RECORDED DATA:
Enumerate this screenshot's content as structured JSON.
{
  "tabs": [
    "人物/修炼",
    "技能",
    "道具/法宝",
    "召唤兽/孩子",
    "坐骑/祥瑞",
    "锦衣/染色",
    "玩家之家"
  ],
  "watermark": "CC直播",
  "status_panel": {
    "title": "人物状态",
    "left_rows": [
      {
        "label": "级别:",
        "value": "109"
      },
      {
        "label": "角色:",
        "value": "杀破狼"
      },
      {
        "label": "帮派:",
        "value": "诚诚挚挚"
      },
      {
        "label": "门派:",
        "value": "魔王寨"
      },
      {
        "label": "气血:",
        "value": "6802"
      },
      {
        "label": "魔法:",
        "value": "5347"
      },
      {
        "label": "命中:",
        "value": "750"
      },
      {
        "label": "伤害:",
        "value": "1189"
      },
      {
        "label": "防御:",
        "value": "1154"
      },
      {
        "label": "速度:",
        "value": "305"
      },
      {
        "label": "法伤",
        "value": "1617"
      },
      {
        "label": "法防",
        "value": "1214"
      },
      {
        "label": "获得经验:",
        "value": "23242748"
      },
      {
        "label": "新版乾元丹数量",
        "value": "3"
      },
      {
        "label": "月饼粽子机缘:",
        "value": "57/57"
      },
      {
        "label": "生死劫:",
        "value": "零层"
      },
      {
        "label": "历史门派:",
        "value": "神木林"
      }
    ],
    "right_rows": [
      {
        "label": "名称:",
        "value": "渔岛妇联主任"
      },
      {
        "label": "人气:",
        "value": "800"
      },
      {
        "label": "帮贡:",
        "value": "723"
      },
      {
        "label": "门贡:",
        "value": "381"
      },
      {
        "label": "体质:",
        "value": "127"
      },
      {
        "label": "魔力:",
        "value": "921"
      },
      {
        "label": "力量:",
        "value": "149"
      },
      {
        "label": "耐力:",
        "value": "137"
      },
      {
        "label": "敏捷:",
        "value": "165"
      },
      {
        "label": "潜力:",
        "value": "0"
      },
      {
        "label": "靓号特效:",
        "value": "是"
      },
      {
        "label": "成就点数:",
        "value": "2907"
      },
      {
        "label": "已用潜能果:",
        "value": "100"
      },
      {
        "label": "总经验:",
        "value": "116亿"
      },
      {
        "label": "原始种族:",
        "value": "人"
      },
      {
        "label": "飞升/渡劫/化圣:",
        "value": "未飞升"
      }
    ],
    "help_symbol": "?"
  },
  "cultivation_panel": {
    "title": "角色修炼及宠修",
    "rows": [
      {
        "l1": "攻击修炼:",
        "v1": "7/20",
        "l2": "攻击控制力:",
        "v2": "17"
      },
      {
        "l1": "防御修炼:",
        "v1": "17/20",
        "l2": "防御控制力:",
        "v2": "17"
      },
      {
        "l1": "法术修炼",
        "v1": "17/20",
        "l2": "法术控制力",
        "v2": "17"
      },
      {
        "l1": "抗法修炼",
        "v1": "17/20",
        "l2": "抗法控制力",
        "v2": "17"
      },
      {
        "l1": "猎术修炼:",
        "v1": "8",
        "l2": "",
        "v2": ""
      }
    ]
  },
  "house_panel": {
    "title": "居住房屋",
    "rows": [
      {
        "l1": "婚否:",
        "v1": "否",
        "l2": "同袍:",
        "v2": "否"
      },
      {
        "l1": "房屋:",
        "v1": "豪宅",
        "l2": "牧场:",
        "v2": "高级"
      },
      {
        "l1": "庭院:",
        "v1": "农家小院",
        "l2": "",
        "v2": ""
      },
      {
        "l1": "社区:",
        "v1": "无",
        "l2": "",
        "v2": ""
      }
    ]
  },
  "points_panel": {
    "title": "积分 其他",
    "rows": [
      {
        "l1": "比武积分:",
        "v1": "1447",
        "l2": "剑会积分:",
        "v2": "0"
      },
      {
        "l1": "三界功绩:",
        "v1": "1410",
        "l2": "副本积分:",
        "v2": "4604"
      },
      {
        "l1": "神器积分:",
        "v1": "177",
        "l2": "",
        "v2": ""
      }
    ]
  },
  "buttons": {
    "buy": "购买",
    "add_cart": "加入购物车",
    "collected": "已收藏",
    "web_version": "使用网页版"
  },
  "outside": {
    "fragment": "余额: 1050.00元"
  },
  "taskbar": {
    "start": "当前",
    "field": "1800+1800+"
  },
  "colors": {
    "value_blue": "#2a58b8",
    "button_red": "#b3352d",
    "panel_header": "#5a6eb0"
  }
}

WRITTEN REQUEST:
Reproduce each line of the material above precisely.

TASK RESULT:
Enumerate this screenshot's content as structured JSON.
{
  "tabs": [
    "人物/修炼",
    "技能",
    "道具/法宝",
    "召唤兽/孩子",
    "坐骑/祥瑞",
    "锦衣/染色",
    "玩家之家"
  ],
  "watermark": "CC直播",
  "status_panel": {
    "title": "人物状态",
    "left_rows": [
      {
        "label": "级别:",
        "value": "109"
      },
      {
        "label": "角色:",
        "value": "杀破狼"
      },
      {
        "label": "帮派:",
        "value": "诚诚挚挚"
      },
      {
        "label": "门派:",
        "value": "魔王寨"
      },
      {
        "label": "气血:",
        "value": "6802"
      },
      {
        "label": "魔法:",
        "value": "5347"
      },
      {
        "label": "命中:",
        "value": "750"
      },
      {
        "label": "伤害:",
        "value": "1189"
      },
      {
        "label": "防御:",
        "value": "1154"
      },
      {
        "label": "速度:",
        "value": "305"
      },
      {
        "label": "法伤",
        "value": "1617"
      },
      {
        "label": "法防",
        "value": "1214"
      },
      {
        "label": "获得经验:",
        "value": "23242748"
      },
      {
        "label": "新版乾元丹数量",
        "value": "3"
      },
      {
        "label": "月饼粽子机缘:",
        "value": "57/57"
      },
      {
        "label": "生死劫:",
        "value": "零层"
      },
      {
        "label": "历史门派:",
        "value": "神木林"
      }
    ],
    "right_rows": [
      {
        "label": "名称:",
        "value": "渔岛妇联主任"
      },
      {
        "label": "人气:",
        "value": "800"
      },
      {
        "label": "帮贡:",
        "value": "723"
      },
      {
        "label": "门贡:",
        "value": "381"
      },
      {
        "label": "体质:",
        "value": "127"
      },
      {
        "label": "魔力:",
        "value": "921"
      },
      {
        "label": "力量:",
        "value": "149"
      },
      {
        "label": "耐力:",
        "value": "137"
      },
      {
        "label": "敏捷:",
        "value": "165"
      },
      {
        "label": "潜力:",
        "value": "0"
      },
      {
        "label": "靓号特效:",
        "value": "是"
      },
      {
        "label": "成就点数:",
        "value": "2907"
      },
      {
        "label": "已用潜能果:",
        "value": "100"
      },
      {
        "label": "总经验:",
        "value": "116亿"
      },
      {
        "label": "原始种族:",
        "value": "人"
      },
      {
        "label": "飞升/渡劫/化圣:",
        "value": "未飞升"
      }
    ],
    "help_symbol": "?"
  },
  "cultivation_panel": {
    "title": "角色修炼及宠修",
    "rows": [
      {
        "l1": "攻击修炼:",
        "v1": "7/20",
        "l2": "攻击控制力:",
        "v2": "17"
      },
      {
        "l1": "防御修炼:",
        "v1": "17/20",
        "l2": "防御控制力:",
        "v2": "17"
      },
      {
        "l1": "法术修炼",
        "v1": "17/20",
        "l2": "法术控制力",
        "v2": "17"
      },
      {
        "l1": "抗法修炼",
        "v1": "17/20",
        "l2": "抗法控制力",
        "v2": "17"
      },
      {
        "l1": "猎术修炼:",
        "v1": "8",
        "l2": "",
        "v2": ""
      }
    ]
  },
  "house_panel": {
    "title": "居住房屋",
    "rows": [
      {
        "l1": "婚否:",
        "v1": "否",
        "l2": "同袍:",
        "v2": "否"
      },
      {
        "l1": "房屋:",
        "v1": "豪宅",
        "l2": "牧场:",
        "v2": "高级"
      },
      {
        "l1": "庭院:",
        "v1": "农家小院",
        "l2": "",
        "v2": ""
      },
      {
        "l1": "社区:",
        "v1": "无",
        "l2": "",
        "v2": ""
      }
    ]
  },
  "points_panel": {
    "title": "积分 其他",
    "rows": [
      {
        "l1": "比武积分:",
        "v1": "1447",
        "l2": "剑会积分:",
        "v2": "0"
      },
      {
        "l1": "三界功绩:",
        "v1": "1410",
        "l2": "副本积分:",
        "v2": "4604"
      },
      {
        "l1": "神器积分:",
        "v1": "177",
        "l2": "",
        "v2": ""
      }
    ]
  },
  "buttons": {
    "buy": "购买",
    "add_cart": "加入购物车",
    "collected": "已收藏",
    "web_version": "使用网页版"
  },
  "outside": {
    "fragment": "余额: 1050.00元"
  },
  "taskbar": {
    "start": "当前",
    "field": "1800+1800+"
  },
  "colors": {
    "value_blue": "#2a58b8",
    "button_red": "#b3352d",
    "panel_header": "#5a6eb0"
  }
}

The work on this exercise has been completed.